_OBJECTIVE:_ Render every line of the material below as a numbered list, omitting blank lines and leaving out the pictures.

_Stored data:_
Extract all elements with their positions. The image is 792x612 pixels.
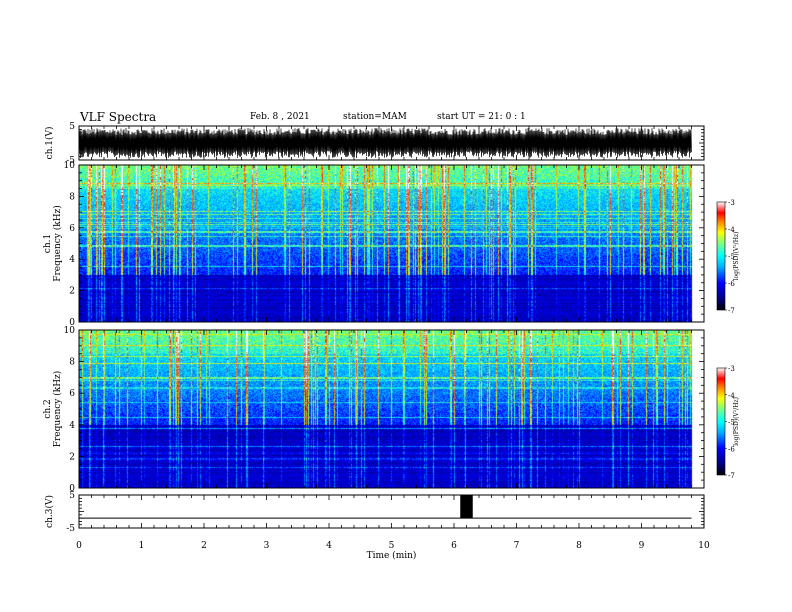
colorbar-tick-label: -6 — [728, 445, 735, 453]
y-tick-label: 2 — [69, 452, 75, 462]
y-tick-label: -5 — [66, 156, 75, 166]
ch2-spectrogram-image — [79, 330, 704, 488]
x-tick-label: 10 — [698, 541, 710, 551]
y-tick-label: 8 — [69, 192, 75, 202]
ch2-spectrogram-ylabel-channel: ch.2 — [43, 399, 53, 418]
y-tick-label: 6 — [69, 389, 75, 399]
colorbar-tick-label: -7 — [728, 307, 735, 315]
y-tick-label: 10 — [64, 161, 76, 171]
ch1-spectrogram-image — [79, 165, 704, 322]
station-label: station=MAM — [343, 112, 407, 122]
ch2-spectrogram-colorbar — [716, 367, 726, 476]
ch1-waveform-line — [78, 127, 692, 159]
y-tick-label: 0 — [69, 318, 75, 328]
colorbar-tick-label: -3 — [728, 365, 735, 373]
y-tick-label: 5 — [69, 122, 75, 132]
x-tick-label: 9 — [639, 541, 645, 551]
y-tick-label: 0 — [69, 484, 75, 494]
colorbar-tick-label: -4 — [728, 226, 735, 234]
ch2-spectrogram-colorbar-label: log(PSD)(V²/Hz) — [733, 397, 740, 446]
y-tick-label: 4 — [69, 255, 75, 265]
x-axis-label: Time (min) — [367, 550, 417, 561]
x-tick-label: 8 — [576, 541, 582, 551]
ch1-waveform-ylabel: ch.1(V) — [44, 127, 55, 160]
x-tick-label: 2 — [201, 541, 207, 551]
x-tick-label: 6 — [451, 541, 457, 551]
y-tick-label: 10 — [64, 326, 76, 336]
y-tick-label: 5 — [69, 491, 75, 501]
colorbar-tick-label: -5 — [728, 253, 735, 261]
colorbar-tick-label: -6 — [728, 280, 735, 288]
y-tick-label: 4 — [69, 421, 75, 431]
colorbar-tick-label: -5 — [728, 419, 735, 427]
ch2-spectrogram-ylabel-frequency: Frequency (kHz) — [52, 371, 63, 448]
chart-title: VLF Spectra — [80, 110, 157, 124]
x-tick-label: 3 — [264, 541, 270, 551]
y-tick-label: 2 — [69, 287, 75, 297]
colorbar-tick-label: -4 — [728, 392, 735, 400]
y-tick-label: 6 — [69, 224, 75, 234]
ch3-pulse — [460, 495, 473, 519]
ch1-spectrogram-colorbar — [716, 201, 726, 311]
x-tick-label: 0 — [76, 541, 82, 551]
colorbar-tick-label: -7 — [728, 472, 735, 480]
x-tick-label: 5 — [389, 541, 395, 551]
x-tick-label: 4 — [326, 541, 332, 551]
y-tick-label: 8 — [69, 358, 75, 368]
colorbar-tick-label: -3 — [728, 199, 735, 207]
x-tick-label: 1 — [139, 541, 145, 551]
start-time-label: start UT = 21: 0 : 1 — [437, 112, 526, 122]
date-label: Feb. 8 , 2021 — [250, 112, 310, 122]
ch3-signal-ylabel: ch.3(V) — [44, 495, 55, 528]
y-tick-label: -5 — [66, 524, 75, 534]
ch1-spectrogram-ylabel-channel: ch.1 — [43, 234, 53, 253]
ch1-spectrogram-ylabel-frequency: Frequency (kHz) — [52, 205, 63, 282]
ch1-spectrogram-colorbar-label: log(PSD)(V²/Hz) — [733, 232, 740, 281]
x-tick-label: 7 — [514, 541, 520, 551]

_EXERCISE OUTPUT:_
1. Extract all elements with their positions. The image is 792x612 pixels.
2. colorbar-tick-label: -6 — [728, 445, 735, 453]
3. y-tick-label: 2 — [69, 452, 75, 462]
4. y-tick-label: -5 — [66, 156, 75, 166]
5. ch2-spectrogram-image — [79, 330, 704, 488]
6. x-tick-label: 10 — [698, 541, 710, 551]
7. y-tick-label: 8 — [69, 192, 75, 202]
8. ch2-spectrogram-ylabel-channel: ch.2 — [43, 399, 53, 418]
9. y-tick-label: 6 — [69, 389, 75, 399]
10. colorbar-tick-label: -7 — [728, 307, 735, 315]
11. y-tick-label: 10 — [64, 161, 76, 171]
12. ch1-spectrogram-image — [79, 165, 704, 322]
13. station-label: station=MAM — [343, 112, 407, 122]
14. ch2-spectrogram-colorbar — [716, 367, 726, 476]
15. ch1-waveform-line — [78, 127, 692, 159]
16. y-tick-label: 0 — [69, 318, 75, 328]
17. colorbar-tick-label: -3 — [728, 365, 735, 373]
18. y-tick-label: 5 — [69, 122, 75, 132]
19. x-tick-label: 9 — [639, 541, 645, 551]
20. y-tick-label: 0 — [69, 484, 75, 494]
21. colorbar-tick-label: -4 — [728, 226, 735, 234]
22. ch2-spectrogram-colorbar-label: log(PSD)(V²/Hz) — [733, 397, 740, 446]
23. y-tick-label: 4 — [69, 255, 75, 265]
24. x-axis-label: Time (min) — [367, 550, 417, 561]
25. x-tick-label: 8 — [576, 541, 582, 551]
26. ch1-waveform-ylabel: ch.1(V) — [44, 127, 55, 160]
27. x-tick-label: 2 — [201, 541, 207, 551]
28. x-tick-label: 6 — [451, 541, 457, 551]
29. y-tick-label: 10 — [64, 326, 76, 336]
30. y-tick-label: 5 — [69, 491, 75, 501]
31. colorbar-tick-label: -5 — [728, 253, 735, 261]
32. colorbar-tick-label: -6 — [728, 280, 735, 288]
33. y-tick-label: 4 — [69, 421, 75, 431]
34. colorbar-tick-label: -5 — [728, 419, 735, 427]
35. ch2-spectrogram-ylabel-frequency: Frequency (kHz) — [52, 371, 63, 448]
36. chart-title: VLF Spectra — [80, 110, 157, 124]
37. x-tick-label: 3 — [264, 541, 270, 551]
38. y-tick-label: 2 — [69, 287, 75, 297]
39. colorbar-tick-label: -4 — [728, 392, 735, 400]
40. y-tick-label: 6 — [69, 224, 75, 234]
41. ch3-pulse — [460, 495, 473, 519]
42. ch1-spectrogram-colorbar — [716, 201, 726, 311]
43. x-tick-label: 0 — [76, 541, 82, 551]
44. colorbar-tick-label: -7 — [728, 472, 735, 480]
45. x-tick-label: 5 — [389, 541, 395, 551]
46. x-tick-label: 4 — [326, 541, 332, 551]
47. y-tick-label: 8 — [69, 358, 75, 368]
48. colorbar-tick-label: -3 — [728, 199, 735, 207]
49. x-tick-label: 1 — [139, 541, 145, 551]
50. start-time-label: start UT = 21: 0 : 1 — [437, 112, 526, 122]
51. date-label: Feb. 8 , 2021 — [250, 112, 310, 122]
52. ch3-signal-ylabel: ch.3(V) — [44, 495, 55, 528]
53. y-tick-label: -5 — [66, 524, 75, 534]
54. ch1-spectrogram-ylabel-channel: ch.1 — [43, 234, 53, 253]
55. ch1-spectrogram-ylabel-frequency: Frequency (kHz) — [52, 205, 63, 282]
56. ch1-spectrogram-colorbar-label: log(PSD)(V²/Hz) — [733, 232, 740, 281]
57. x-tick-label: 7 — [514, 541, 520, 551]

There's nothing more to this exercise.